» SUPPLIED PASSAGE
Efficient Nearest Neighbor Language Models
Junxian He, Graham Neubig, Taylor Berg-Kirkpatrick
TL;DR
This work addresses the practical inefficiency of non-parametric, datastore-backed language models by proposing a three-pronged efficiency framework: adaptive retrieval to skip unnecessary datastore queries, datastore pruning to aggressively reduce storage, and dimension reduction to speed up vector comparisons. Through comprehensive experiments on WikiText-103 and Law-MT, it demonstrates that careful combination of these techniques can yield up to 6x speed-ups while maintaining perplexity on par with standard kNN-LM baselines. The findings provide concrete guidance for deploying non-parametric LMs in real-world settings and offer a set of scalable techniques for future work in efficient retrieval-based language modeling. Overall, the paper clarifies the speed–performance trade-offs in non-parametric LM deployments and shows practical paths to bridge the gap with parametric models.

» TASK INSTRUCTIONS
Extend the text above on efficient nearest neighbor language models, writing what follows its final sentence.

» DATA LISTING

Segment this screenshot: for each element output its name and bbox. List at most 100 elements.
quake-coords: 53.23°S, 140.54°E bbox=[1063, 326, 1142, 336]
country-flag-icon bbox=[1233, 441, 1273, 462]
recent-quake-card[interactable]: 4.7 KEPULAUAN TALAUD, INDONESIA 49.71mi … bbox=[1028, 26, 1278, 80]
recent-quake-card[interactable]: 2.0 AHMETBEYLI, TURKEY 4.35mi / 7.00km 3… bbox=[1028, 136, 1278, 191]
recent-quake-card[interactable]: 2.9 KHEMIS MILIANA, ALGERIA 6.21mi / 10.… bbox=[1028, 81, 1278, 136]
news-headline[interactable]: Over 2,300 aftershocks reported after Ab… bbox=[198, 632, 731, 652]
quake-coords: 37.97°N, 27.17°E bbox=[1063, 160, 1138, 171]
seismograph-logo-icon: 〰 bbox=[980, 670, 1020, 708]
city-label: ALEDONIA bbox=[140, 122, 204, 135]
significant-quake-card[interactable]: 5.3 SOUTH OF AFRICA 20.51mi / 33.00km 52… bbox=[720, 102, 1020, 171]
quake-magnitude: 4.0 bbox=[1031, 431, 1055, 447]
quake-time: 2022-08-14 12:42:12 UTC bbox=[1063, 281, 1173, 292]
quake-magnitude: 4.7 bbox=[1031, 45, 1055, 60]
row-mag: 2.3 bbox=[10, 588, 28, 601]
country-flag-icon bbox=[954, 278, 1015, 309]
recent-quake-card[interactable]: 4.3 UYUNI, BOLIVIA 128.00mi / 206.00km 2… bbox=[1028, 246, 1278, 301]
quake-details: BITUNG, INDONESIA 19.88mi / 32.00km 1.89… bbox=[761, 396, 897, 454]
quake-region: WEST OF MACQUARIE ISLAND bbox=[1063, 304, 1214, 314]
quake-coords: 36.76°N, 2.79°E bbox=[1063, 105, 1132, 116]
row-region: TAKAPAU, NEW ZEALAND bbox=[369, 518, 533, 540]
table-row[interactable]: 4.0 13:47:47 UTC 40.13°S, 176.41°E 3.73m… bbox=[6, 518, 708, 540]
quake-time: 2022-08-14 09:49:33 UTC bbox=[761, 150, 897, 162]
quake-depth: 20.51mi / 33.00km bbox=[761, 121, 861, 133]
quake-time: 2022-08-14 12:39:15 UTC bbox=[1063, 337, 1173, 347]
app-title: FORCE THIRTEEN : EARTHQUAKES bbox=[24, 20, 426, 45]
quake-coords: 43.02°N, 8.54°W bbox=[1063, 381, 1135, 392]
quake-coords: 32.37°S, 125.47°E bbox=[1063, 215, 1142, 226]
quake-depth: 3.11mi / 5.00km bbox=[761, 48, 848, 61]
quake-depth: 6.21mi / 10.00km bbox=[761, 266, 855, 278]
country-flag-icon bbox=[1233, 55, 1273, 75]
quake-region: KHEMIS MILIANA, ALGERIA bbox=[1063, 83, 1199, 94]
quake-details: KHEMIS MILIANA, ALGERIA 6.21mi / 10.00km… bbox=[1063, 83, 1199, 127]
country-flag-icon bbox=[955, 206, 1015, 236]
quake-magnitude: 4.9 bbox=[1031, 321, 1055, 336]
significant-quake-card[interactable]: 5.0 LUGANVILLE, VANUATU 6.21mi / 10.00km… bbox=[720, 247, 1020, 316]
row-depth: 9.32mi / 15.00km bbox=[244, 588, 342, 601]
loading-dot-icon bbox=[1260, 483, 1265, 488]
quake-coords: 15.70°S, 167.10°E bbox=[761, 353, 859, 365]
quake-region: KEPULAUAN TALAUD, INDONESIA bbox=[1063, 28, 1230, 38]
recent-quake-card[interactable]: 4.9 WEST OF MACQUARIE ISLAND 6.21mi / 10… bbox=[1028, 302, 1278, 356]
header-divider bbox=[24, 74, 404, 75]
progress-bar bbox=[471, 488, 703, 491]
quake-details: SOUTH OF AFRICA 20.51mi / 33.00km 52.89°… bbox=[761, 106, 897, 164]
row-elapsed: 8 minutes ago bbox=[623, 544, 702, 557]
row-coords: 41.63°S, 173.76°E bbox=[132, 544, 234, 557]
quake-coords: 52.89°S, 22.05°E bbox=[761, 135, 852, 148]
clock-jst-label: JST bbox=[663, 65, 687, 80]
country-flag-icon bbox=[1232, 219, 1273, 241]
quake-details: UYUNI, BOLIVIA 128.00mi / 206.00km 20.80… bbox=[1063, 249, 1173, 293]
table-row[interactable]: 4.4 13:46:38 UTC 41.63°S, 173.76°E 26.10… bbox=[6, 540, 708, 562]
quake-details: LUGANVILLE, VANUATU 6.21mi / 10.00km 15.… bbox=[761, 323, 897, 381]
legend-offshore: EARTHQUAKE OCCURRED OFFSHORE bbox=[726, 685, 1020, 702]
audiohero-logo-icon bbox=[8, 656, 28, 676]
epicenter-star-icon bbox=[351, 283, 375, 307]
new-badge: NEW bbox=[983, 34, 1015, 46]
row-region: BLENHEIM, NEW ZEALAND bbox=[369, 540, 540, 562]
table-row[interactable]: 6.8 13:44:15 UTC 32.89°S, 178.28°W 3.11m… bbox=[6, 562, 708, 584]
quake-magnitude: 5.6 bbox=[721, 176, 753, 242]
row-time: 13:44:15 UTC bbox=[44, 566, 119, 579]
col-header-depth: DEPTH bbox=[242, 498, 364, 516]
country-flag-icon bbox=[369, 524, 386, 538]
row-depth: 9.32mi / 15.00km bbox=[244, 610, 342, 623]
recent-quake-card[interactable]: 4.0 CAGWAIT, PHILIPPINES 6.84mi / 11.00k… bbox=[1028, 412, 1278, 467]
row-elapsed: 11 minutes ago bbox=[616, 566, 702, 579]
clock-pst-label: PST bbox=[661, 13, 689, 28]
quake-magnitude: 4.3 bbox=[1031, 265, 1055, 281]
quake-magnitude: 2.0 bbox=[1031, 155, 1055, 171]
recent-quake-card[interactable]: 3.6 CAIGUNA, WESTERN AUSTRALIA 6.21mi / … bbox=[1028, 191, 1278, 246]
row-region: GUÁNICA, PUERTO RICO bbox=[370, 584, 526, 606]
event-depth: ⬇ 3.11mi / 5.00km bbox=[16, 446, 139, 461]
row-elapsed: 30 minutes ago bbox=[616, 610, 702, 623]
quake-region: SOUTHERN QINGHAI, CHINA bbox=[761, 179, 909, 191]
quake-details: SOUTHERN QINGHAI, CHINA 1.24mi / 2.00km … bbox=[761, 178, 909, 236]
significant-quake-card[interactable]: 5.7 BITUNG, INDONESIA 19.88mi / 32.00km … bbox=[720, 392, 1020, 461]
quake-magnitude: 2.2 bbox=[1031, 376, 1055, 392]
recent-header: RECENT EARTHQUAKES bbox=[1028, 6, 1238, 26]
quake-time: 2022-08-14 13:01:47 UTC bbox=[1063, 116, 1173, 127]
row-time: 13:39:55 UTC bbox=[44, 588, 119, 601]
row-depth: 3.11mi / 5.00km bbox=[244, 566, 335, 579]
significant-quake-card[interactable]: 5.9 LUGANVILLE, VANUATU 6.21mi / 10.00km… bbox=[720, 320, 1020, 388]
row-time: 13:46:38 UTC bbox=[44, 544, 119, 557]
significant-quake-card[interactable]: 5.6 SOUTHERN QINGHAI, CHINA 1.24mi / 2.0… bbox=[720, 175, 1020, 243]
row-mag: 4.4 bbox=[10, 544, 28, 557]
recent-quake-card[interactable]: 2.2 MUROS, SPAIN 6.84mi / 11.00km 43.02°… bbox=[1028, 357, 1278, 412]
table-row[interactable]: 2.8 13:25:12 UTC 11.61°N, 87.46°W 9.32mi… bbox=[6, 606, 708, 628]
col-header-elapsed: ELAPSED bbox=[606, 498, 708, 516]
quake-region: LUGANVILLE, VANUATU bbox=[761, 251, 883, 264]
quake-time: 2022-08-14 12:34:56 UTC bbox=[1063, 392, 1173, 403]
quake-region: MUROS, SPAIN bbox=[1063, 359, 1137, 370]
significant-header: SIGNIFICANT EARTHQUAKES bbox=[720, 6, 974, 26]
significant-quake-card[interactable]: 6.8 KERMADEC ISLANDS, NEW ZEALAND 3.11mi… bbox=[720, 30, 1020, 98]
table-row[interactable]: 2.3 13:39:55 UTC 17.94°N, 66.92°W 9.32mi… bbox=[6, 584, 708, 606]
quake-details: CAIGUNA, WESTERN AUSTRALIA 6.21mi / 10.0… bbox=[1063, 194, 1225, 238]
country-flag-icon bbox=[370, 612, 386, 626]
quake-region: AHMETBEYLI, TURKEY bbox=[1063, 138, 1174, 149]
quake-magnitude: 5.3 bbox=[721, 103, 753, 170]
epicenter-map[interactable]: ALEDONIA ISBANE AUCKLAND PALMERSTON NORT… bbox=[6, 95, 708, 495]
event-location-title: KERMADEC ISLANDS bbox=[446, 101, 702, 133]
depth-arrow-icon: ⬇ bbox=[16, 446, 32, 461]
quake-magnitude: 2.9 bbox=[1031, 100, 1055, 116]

» OUTPUT FOR THIS TASK
Abstract
Non-parametric neural language models (NLMs) learn predictive distributions of text utilizing an external datastore, which allows them to learn through explicitly memorizing the training datapoints. While effective, these models often require retrieval from a large datastore at test time, significantly increasing the inference overhead and thus limiting the deployment of non-parametric NLMs in practical applications. In this paper, we take the recently proposed $k$-nearest neighbors language model (Khandelwal et al., 2020) as an example, exploring methods to improve its efficiency along various dimensions. Experiments on the standard WikiText-103 benchmark and domain-adaptation datasets show that our methods are able to achieve up to a 6x speed-up in inference speed while retaining comparable performance. The empirical analysis we present may provide guidelines for future research seeking to develop or deploy more efficient non-parametric NLMs.